Update the data from its first line through the line containing "header-tuesday: Tuesday bbox=[348, 128, 512, 167]", inclusive, changing every "calendar-cell" to "day-cell" and leaving everything else unchanged.

START Task material

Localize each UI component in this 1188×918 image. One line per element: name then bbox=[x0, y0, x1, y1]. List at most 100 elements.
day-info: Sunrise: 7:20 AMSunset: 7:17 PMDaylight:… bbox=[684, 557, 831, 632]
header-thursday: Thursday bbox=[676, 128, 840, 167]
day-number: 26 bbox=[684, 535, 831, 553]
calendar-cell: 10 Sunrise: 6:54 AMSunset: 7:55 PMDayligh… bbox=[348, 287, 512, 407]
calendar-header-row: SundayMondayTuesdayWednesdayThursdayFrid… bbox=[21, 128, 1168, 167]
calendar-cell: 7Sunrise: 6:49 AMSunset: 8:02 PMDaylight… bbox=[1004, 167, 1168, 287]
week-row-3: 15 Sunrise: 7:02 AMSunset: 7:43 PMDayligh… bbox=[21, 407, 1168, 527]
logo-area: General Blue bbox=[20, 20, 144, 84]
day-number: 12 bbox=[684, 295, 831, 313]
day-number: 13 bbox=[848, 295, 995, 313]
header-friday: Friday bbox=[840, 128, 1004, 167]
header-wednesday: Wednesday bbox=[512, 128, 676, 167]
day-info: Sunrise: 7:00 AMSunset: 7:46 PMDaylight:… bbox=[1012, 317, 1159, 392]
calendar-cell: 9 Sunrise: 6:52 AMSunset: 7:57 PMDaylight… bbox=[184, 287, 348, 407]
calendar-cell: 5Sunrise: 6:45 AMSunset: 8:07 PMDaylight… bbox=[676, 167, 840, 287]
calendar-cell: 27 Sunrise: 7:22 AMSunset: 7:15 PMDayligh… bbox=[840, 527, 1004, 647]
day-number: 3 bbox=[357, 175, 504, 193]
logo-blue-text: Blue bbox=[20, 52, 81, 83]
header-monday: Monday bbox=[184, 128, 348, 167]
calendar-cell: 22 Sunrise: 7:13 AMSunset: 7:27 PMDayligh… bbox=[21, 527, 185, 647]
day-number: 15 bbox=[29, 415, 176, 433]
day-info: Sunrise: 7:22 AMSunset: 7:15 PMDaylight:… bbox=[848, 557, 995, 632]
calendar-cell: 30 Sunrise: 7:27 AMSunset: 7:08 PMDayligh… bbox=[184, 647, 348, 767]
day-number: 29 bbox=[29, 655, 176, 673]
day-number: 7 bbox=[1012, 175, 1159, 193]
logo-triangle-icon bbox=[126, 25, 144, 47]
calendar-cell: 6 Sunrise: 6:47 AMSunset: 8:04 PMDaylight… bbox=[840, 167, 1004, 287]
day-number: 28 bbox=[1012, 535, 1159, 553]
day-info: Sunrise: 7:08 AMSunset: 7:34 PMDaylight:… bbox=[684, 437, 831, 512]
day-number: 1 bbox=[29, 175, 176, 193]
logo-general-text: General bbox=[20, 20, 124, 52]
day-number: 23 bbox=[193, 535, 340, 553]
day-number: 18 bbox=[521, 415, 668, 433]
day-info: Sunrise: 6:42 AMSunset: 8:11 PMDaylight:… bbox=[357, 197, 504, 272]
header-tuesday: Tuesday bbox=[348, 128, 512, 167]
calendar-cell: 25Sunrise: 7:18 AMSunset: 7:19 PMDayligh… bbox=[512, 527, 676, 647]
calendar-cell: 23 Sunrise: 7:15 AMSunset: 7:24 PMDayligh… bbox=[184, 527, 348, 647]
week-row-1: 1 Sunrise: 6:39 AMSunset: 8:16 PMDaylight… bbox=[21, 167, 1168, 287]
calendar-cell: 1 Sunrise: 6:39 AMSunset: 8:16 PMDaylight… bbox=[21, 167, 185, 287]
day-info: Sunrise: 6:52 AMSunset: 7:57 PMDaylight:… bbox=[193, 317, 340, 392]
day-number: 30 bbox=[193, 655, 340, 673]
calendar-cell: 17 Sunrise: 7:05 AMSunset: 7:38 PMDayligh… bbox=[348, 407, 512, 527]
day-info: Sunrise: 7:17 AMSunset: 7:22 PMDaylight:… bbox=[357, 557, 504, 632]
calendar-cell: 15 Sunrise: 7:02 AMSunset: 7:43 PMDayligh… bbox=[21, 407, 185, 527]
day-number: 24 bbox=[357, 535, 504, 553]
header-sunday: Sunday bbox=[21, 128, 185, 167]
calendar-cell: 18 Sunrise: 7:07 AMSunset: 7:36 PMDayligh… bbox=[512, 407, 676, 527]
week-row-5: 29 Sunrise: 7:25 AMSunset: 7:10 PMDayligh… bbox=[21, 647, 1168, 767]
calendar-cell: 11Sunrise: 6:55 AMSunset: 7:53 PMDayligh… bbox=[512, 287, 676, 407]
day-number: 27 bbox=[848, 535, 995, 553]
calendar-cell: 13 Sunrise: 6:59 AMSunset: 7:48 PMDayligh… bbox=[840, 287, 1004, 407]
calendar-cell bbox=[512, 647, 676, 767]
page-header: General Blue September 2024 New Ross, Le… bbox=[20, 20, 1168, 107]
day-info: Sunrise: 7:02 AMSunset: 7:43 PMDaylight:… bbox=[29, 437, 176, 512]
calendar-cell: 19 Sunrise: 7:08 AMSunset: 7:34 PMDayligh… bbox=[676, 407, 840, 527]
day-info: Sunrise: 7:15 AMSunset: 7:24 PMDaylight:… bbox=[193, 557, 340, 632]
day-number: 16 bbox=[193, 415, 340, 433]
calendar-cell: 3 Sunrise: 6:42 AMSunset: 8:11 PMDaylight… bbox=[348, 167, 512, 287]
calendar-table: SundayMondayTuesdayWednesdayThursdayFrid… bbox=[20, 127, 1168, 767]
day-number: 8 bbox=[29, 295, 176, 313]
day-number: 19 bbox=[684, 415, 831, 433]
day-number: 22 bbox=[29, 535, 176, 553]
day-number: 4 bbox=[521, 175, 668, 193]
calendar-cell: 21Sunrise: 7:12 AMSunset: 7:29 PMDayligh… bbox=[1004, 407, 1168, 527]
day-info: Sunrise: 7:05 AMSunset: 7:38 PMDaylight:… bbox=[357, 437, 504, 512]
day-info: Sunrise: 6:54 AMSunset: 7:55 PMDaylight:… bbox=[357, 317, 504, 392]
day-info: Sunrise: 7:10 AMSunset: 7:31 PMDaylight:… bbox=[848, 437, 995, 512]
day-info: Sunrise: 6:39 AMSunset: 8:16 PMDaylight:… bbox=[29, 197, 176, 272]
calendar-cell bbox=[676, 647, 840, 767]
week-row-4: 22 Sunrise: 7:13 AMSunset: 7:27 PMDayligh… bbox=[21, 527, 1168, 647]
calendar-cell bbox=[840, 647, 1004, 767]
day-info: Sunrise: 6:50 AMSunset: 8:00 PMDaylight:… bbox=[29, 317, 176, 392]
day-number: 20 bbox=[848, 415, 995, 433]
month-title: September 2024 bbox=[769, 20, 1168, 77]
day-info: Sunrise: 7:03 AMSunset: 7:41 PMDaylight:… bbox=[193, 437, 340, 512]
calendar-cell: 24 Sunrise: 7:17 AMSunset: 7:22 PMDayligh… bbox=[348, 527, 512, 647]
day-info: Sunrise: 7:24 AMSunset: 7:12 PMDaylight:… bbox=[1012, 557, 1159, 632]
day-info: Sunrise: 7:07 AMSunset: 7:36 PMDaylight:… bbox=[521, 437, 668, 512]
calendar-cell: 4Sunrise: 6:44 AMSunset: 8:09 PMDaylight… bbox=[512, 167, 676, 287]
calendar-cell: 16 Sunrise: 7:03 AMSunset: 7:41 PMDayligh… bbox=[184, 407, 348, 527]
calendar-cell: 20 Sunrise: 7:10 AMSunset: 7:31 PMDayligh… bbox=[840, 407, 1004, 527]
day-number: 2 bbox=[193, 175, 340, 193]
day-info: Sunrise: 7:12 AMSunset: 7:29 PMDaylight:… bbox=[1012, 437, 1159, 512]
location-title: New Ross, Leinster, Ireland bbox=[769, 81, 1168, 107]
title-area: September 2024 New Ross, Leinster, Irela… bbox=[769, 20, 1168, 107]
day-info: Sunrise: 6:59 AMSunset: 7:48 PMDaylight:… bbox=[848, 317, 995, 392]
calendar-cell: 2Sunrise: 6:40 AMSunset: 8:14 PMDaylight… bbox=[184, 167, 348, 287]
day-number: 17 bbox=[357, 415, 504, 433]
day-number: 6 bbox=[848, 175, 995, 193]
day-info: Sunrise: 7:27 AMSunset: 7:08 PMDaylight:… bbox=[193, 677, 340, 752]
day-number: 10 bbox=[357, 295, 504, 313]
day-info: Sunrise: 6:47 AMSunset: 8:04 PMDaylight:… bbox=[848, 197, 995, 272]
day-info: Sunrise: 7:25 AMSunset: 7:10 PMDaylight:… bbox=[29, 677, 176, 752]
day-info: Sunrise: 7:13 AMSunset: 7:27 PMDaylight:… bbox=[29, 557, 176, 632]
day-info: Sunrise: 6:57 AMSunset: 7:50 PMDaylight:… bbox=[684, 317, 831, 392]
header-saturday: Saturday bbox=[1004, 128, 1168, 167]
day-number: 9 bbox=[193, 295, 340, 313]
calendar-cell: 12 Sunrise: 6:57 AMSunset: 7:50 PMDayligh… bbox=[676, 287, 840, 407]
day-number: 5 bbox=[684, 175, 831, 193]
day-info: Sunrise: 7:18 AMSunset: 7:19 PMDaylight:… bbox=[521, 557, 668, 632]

END Task material

» **Completed exercise**
Localize each UI component in this 1188×918 image. One line per element: name then bbox=[x0, y0, x1, y1]. List at most 100 elements.
day-info: Sunrise: 7:20 AMSunset: 7:17 PMDaylight:… bbox=[684, 557, 831, 632]
header-thursday: Thursday bbox=[676, 128, 840, 167]
day-number: 26 bbox=[684, 535, 831, 553]
day-cell: 10 Sunrise: 6:54 AMSunset: 7:55 PMDayligh… bbox=[348, 287, 512, 407]
calendar-header-row: SundayMondayTuesdayWednesdayThursdayFrid… bbox=[21, 128, 1168, 167]
day-cell: 7Sunrise: 6:49 AMSunset: 8:02 PMDaylight… bbox=[1004, 167, 1168, 287]
week-row-3: 15 Sunrise: 7:02 AMSunset: 7:43 PMDayligh… bbox=[21, 407, 1168, 527]
logo-area: General Blue bbox=[20, 20, 144, 84]
day-number: 12 bbox=[684, 295, 831, 313]
day-number: 13 bbox=[848, 295, 995, 313]
header-friday: Friday bbox=[840, 128, 1004, 167]
header-wednesday: Wednesday bbox=[512, 128, 676, 167]
day-info: Sunrise: 7:00 AMSunset: 7:46 PMDaylight:… bbox=[1012, 317, 1159, 392]
day-cell: 9 Sunrise: 6:52 AMSunset: 7:57 PMDaylight… bbox=[184, 287, 348, 407]
day-cell: 5Sunrise: 6:45 AMSunset: 8:07 PMDaylight… bbox=[676, 167, 840, 287]
day-cell: 27 Sunrise: 7:22 AMSunset: 7:15 PMDayligh… bbox=[840, 527, 1004, 647]
day-number: 3 bbox=[357, 175, 504, 193]
logo-blue-text: Blue bbox=[20, 52, 81, 83]
header-monday: Monday bbox=[184, 128, 348, 167]
day-cell: 22 Sunrise: 7:13 AMSunset: 7:27 PMDayligh… bbox=[21, 527, 185, 647]
day-number: 15 bbox=[29, 415, 176, 433]
day-info: Sunrise: 7:22 AMSunset: 7:15 PMDaylight:… bbox=[848, 557, 995, 632]
day-cell: 30 Sunrise: 7:27 AMSunset: 7:08 PMDayligh… bbox=[184, 647, 348, 767]
day-number: 29 bbox=[29, 655, 176, 673]
day-number: 7 bbox=[1012, 175, 1159, 193]
logo-triangle-icon bbox=[126, 25, 144, 47]
day-cell: 6 Sunrise: 6:47 AMSunset: 8:04 PMDaylight… bbox=[840, 167, 1004, 287]
day-number: 28 bbox=[1012, 535, 1159, 553]
day-info: Sunrise: 7:08 AMSunset: 7:34 PMDaylight:… bbox=[684, 437, 831, 512]
day-number: 1 bbox=[29, 175, 176, 193]
logo-general-text: General bbox=[20, 20, 124, 52]
day-number: 23 bbox=[193, 535, 340, 553]
day-number: 18 bbox=[521, 415, 668, 433]
day-info: Sunrise: 6:42 AMSunset: 8:11 PMDaylight:… bbox=[357, 197, 504, 272]
header-tuesday: Tuesday bbox=[348, 128, 512, 167]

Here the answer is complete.